> [WHAT THE EXERCISE ASKS] What is needed here is a word-for-word copy of all the entries below.

Records from a data source:
##########

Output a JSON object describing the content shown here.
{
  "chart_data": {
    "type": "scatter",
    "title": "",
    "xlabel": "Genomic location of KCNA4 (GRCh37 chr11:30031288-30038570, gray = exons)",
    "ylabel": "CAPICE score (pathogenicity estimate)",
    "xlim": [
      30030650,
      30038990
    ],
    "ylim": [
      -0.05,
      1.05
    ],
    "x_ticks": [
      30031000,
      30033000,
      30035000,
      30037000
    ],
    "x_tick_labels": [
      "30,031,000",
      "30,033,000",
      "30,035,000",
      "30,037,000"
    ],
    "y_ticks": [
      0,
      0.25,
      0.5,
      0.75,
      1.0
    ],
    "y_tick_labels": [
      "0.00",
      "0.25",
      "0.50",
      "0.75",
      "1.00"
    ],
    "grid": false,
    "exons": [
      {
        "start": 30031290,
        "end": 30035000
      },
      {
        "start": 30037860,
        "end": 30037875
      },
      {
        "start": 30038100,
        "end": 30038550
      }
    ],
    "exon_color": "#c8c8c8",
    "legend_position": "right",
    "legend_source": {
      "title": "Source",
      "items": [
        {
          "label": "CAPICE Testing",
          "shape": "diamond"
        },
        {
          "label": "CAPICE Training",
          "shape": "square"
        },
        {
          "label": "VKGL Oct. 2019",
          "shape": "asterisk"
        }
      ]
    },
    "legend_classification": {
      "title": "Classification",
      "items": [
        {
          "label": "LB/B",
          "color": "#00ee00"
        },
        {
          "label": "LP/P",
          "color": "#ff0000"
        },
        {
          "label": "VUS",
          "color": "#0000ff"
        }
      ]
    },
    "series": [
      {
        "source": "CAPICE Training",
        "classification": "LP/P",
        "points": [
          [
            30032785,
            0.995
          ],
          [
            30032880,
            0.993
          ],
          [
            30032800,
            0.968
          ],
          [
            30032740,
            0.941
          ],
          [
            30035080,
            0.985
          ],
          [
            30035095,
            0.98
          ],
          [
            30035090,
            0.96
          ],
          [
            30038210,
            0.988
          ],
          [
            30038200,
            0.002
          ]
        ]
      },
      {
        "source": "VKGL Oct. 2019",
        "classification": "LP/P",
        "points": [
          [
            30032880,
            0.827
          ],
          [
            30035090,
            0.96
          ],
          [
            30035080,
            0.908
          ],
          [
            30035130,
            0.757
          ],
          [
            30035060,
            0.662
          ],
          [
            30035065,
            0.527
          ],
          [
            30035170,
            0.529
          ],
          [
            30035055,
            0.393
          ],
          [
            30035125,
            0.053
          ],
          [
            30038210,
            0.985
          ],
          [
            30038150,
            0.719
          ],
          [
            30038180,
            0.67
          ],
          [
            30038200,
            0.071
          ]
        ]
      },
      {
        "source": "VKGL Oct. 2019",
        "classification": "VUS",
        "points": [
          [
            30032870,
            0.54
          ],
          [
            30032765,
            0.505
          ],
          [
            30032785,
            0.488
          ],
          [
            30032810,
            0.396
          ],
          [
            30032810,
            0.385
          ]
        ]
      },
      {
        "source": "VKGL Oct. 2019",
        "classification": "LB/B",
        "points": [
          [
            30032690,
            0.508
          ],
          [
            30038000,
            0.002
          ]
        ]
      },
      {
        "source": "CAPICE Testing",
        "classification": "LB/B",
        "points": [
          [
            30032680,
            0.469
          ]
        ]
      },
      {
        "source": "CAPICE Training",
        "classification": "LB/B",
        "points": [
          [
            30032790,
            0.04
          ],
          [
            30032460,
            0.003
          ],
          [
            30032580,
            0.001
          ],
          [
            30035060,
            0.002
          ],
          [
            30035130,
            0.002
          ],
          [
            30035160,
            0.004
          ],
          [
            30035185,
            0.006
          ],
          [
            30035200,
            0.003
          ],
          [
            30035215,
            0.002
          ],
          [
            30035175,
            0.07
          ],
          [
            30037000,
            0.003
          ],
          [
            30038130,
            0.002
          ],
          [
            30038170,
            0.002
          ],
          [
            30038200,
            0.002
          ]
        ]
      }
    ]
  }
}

##########

> [WRITTEN REPLY]
Output a JSON object describing the content shown here.
{
  "chart_data": {
    "type": "scatter",
    "title": "",
    "xlabel": "Genomic location of KCNA4 (GRCh37 chr11:30031288-30038570, gray = exons)",
    "ylabel": "CAPICE score (pathogenicity estimate)",
    "xlim": [
      30030650,
      30038990
    ],
    "ylim": [
      -0.05,
      1.05
    ],
    "x_ticks": [
      30031000,
      30033000,
      30035000,
      30037000
    ],
    "x_tick_labels": [
      "30,031,000",
      "30,033,000",
      "30,035,000",
      "30,037,000"
    ],
    "y_ticks": [
      0,
      0.25,
      0.5,
      0.75,
      1.0
    ],
    "y_tick_labels": [
      "0.00",
      "0.25",
      "0.50",
      "0.75",
      "1.00"
    ],
    "grid": false,
    "exons": [
      {
        "start": 30031290,
        "end": 30035000
      },
      {
        "start": 30037860,
        "end": 30037875
      },
      {
        "start": 30038100,
        "end": 30038550
      }
    ],
    "exon_color": "#c8c8c8",
    "legend_position": "right",
    "legend_source": {
      "title": "Source",
      "items": [
        {
          "label": "CAPICE Testing",
          "shape": "diamond"
        },
        {
          "label": "CAPICE Training",
          "shape": "square"
        },
        {
          "label": "VKGL Oct. 2019",
          "shape": "asterisk"
        }
      ]
    },
    "legend_classification": {
      "title": "Classification",
      "items": [
        {
          "label": "LB/B",
          "color": "#00ee00"
        },
        {
          "label": "LP/P",
          "color": "#ff0000"
        },
        {
          "label": "VUS",
          "color": "#0000ff"
        }
      ]
    },
    "series": [
      {
        "source": "CAPICE Training",
        "classification": "LP/P",
        "points": [
          [
            30032785,
            0.995
          ],
          [
            30032880,
            0.993
          ],
          [
            30032800,
            0.968
          ],
          [
            30032740,
            0.941
          ],
          [
            30035080,
            0.985
          ],
          [
            30035095,
            0.98
          ],
          [
            30035090,
            0.96
          ],
          [
            30038210,
            0.988
          ],
          [
            30038200,
            0.002
          ]
        ]
      },
      {
        "source": "VKGL Oct. 2019",
        "classification": "LP/P",
        "points": [
          [
            30032880,
            0.827
          ],
          [
            30035090,
            0.96
          ],
          [
            30035080,
            0.908
          ],
          [
            30035130,
            0.757
          ],
          [
            30035060,
            0.662
          ],
          [
            30035065,
            0.527
          ],
          [
            30035170,
            0.529
          ],
          [
            30035055,
            0.393
          ],
          [
            30035125,
            0.053
          ],
          [
            30038210,
            0.985
          ],
          [
            30038150,
            0.719
          ],
          [
            30038180,
            0.67
          ],
          [
            30038200,
            0.071
          ]
        ]
      },
      {
        "source": "VKGL Oct. 2019",
        "classification": "VUS",
        "points": [
          [
            30032870,
            0.54
          ],
          [
            30032765,
            0.505
          ],
          [
            30032785,
            0.488
          ],
          [
            30032810,
            0.396
          ],
          [
            30032810,
            0.385
          ]
        ]
      },
      {
        "source": "VKGL Oct. 2019",
        "classification": "LB/B",
        "points": [
          [
            30032690,
            0.508
          ],
          [
            30038000,
            0.002
          ]
        ]
      },
      {
        "source": "CAPICE Testing",
        "classification": "LB/B",
        "points": [
          [
            30032680,
            0.469
          ]
        ]
      },
      {
        "source": "CAPICE Training",
        "classification": "LB/B",
        "points": [
          [
            30032790,
            0.04
          ],
          [
            30032460,
            0.003
          ],
          [
            30032580,
            0.001
          ],
          [
            30035060,
            0.002
          ],
          [
            30035130,
            0.002
          ],
          [
            30035160,
            0.004
          ],
          [
            30035185,
            0.006
          ],
          [
            30035200,
            0.003
          ],
          [
            30035215,
            0.002
          ],
          [
            30035175,
            0.07
          ],
          [
            30037000,
            0.003
          ],
          [
            30038130,
            0.002
          ],
          [
            30038170,
            0.002
          ],
          [
            30038200,
            0.002
          ]
        ]
      }
    ]
  }
}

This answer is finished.